(Written task): Write every line out verbatim and omit the pictures.

(Information provided):
## START
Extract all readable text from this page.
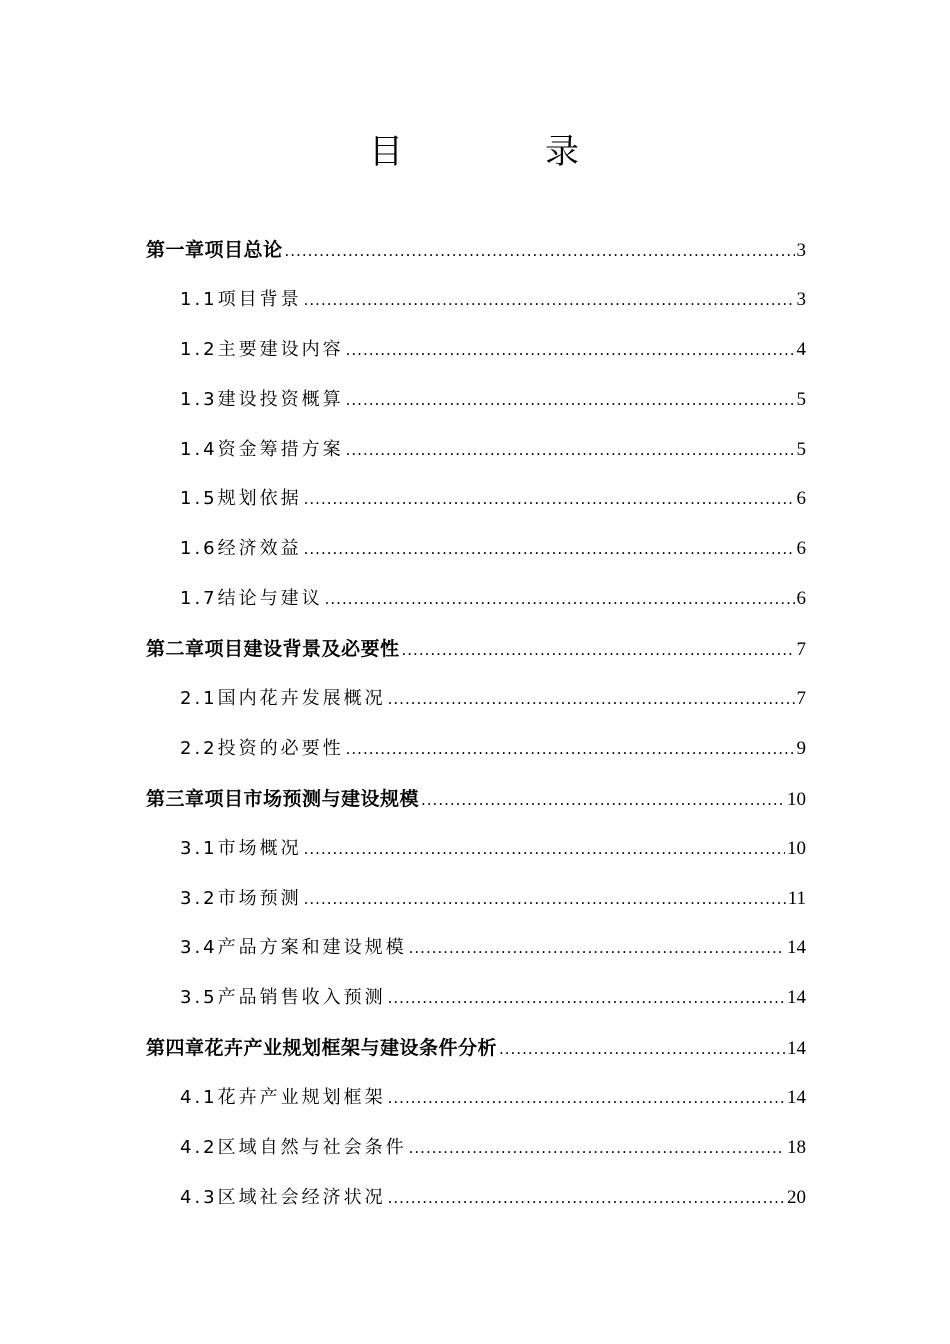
目	录
第一章项目总论 .....	3
1.1项目背景 .....	3
1.2主要建设内容 .....	4
1.3建设投资概算 .....	5
1.4资金筹措方案 .....	5
1.5规划依据 .....	6
1.6经济效益 .....	6
1.7结论与建议 .....	6
第二章项目建设背景及必要性 .....	7
2.1国内花卉发展概况 .....	7
2.2投资的必要性 .....	9
第三章项目市场预测与建设规模 .....	10
3.1市场概况 .....	10
3.2市场预测 .....	11
3.4产品方案和建设规模 .....	14
3.5产品销售收入预测 .....	14
第四章花卉产业规划框架与建设条件分析 .....	14
4.1花卉产业规划框架 .....	14
4.2区域自然与社会条件 .....	18
4.3区域社会经济状况 .....	20
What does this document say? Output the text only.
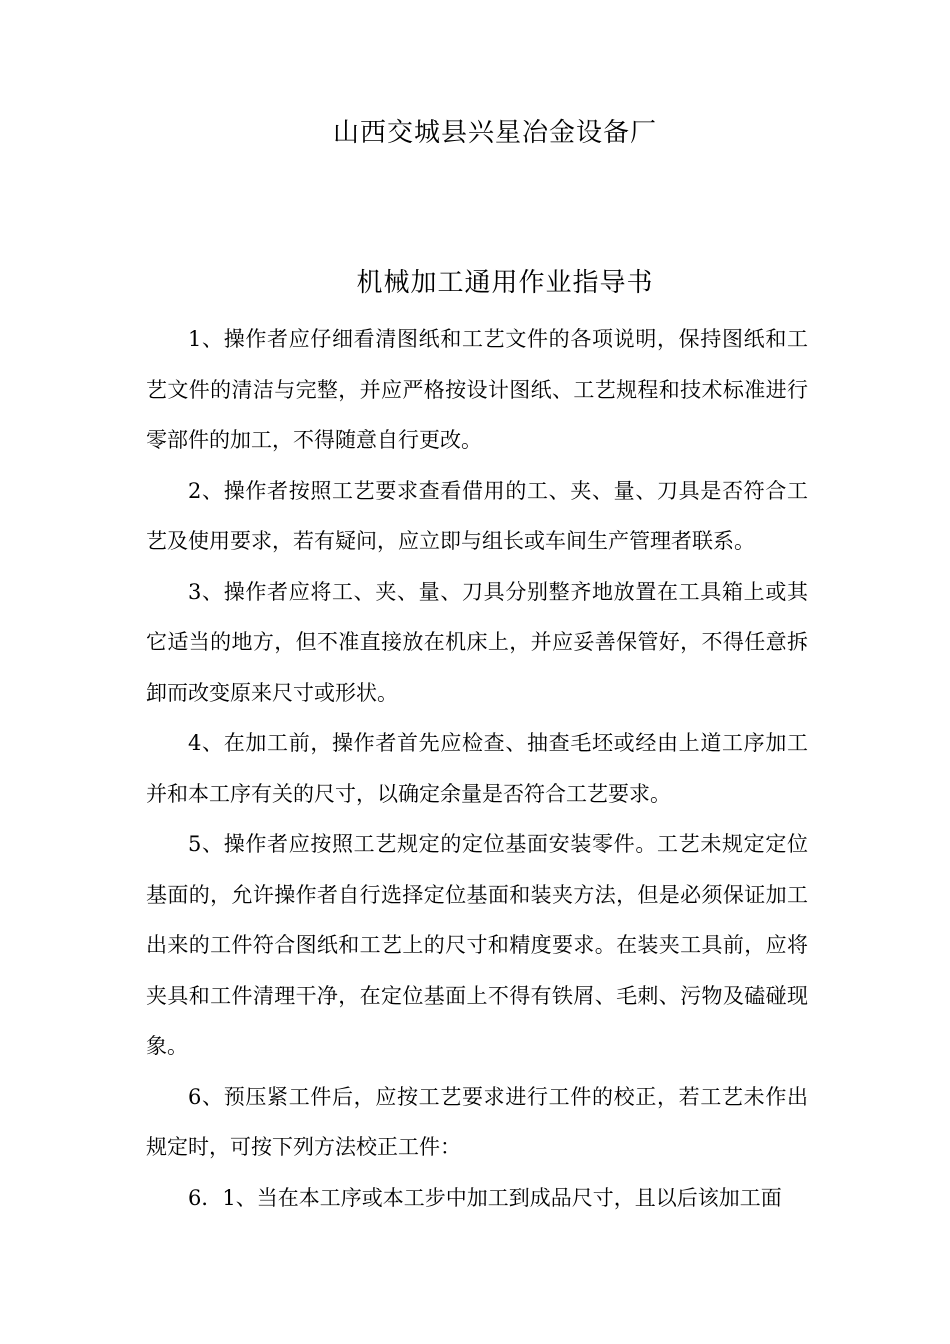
山西交城县兴星冶金设备厂
机械加工通用作业指导书

1、操作者应仔细看清图纸和工艺文件的各项说明，保持图纸和工艺文件的清洁与完整，并应严格按设计图纸、工艺规程和技术标准进行零部件的加工，不得随意自行更改。

2、操作者按照工艺要求查看借用的工、夹、量、刀具是否符合工艺及使用要求，若有疑问，应立即与组长或车间生产管理者联系。

3、操作者应将工、夹、量、刀具分别整齐地放置在工具箱上或其它适当的地方，但不准直接放在机床上，并应妥善保管好，不得任意拆卸而改变原来尺寸或形状。

4、在加工前，操作者首先应检查、抽查毛坯或经由上道工序加工并和本工序有关的尺寸，以确定余量是否符合工艺要求。

5、操作者应按照工艺规定的定位基面安装零件。工艺未规定定位基面的，允许操作者自行选择定位基面和装夹方法，但是必须保证加工出来的工件符合图纸和工艺上的尺寸和精度要求。在装夹工具前，应将夹具和工件清理干净，在定位基面上不得有铁屑、毛刺、污物及磕碰现象。

6、预压紧工件后，应按工艺要求进行工件的校正，若工艺未作出规定时，可按下列方法校正工件：

6．1、当在本工序或本工步中加工到成品尺寸，且以后该加工面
## END
(Exercise answer):
Extract all readable text from this page.
目	录
第一章项目总论 .....	3
1.1项目背景 .....	3
1.2主要建设内容 .....	4
1.3建设投资概算 .....	5
1.4资金筹措方案 .....	5
1.5规划依据 .....	6
1.6经济效益 .....	6
1.7结论与建议 .....	6
第二章项目建设背景及必要性 .....	7
2.1国内花卉发展概况 .....	7
2.2投资的必要性 .....	9
第三章项目市场预测与建设规模 .....	10
3.1市场概况 .....	10
3.2市场预测 .....	11
3.4产品方案和建设规模 .....	14
3.5产品销售收入预测 .....	14
第四章花卉产业规划框架与建设条件分析 .....	14
4.1花卉产业规划框架 .....	14
4.2区域自然与社会条件 .....	18
4.3区域社会经济状况 .....	20
What does this document say? Output the text only.
山西交城县兴星冶金设备厂
机械加工通用作业指导书

1、操作者应仔细看清图纸和工艺文件的各项说明，保持图纸和工艺文件的清洁与完整，并应严格按设计图纸、工艺规程和技术标准进行零部件的加工，不得随意自行更改。

2、操作者按照工艺要求查看借用的工、夹、量、刀具是否符合工艺及使用要求，若有疑问，应立即与组长或车间生产管理者联系。

3、操作者应将工、夹、量、刀具分别整齐地放置在工具箱上或其它适当的地方，但不准直接放在机床上，并应妥善保管好，不得任意拆卸而改变原来尺寸或形状。

4、在加工前，操作者首先应检查、抽查毛坯或经由上道工序加工并和本工序有关的尺寸，以确定余量是否符合工艺要求。

5、操作者应按照工艺规定的定位基面安装零件。工艺未规定定位基面的，允许操作者自行选择定位基面和装夹方法，但是必须保证加工出来的工件符合图纸和工艺上的尺寸和精度要求。在装夹工具前，应将夹具和工件清理干净，在定位基面上不得有铁屑、毛刺、污物及磕碰现象。

6、预压紧工件后，应按工艺要求进行工件的校正，若工艺未作出规定时，可按下列方法校正工件：

6．1、当在本工序或本工步中加工到成品尺寸，且以后该加工面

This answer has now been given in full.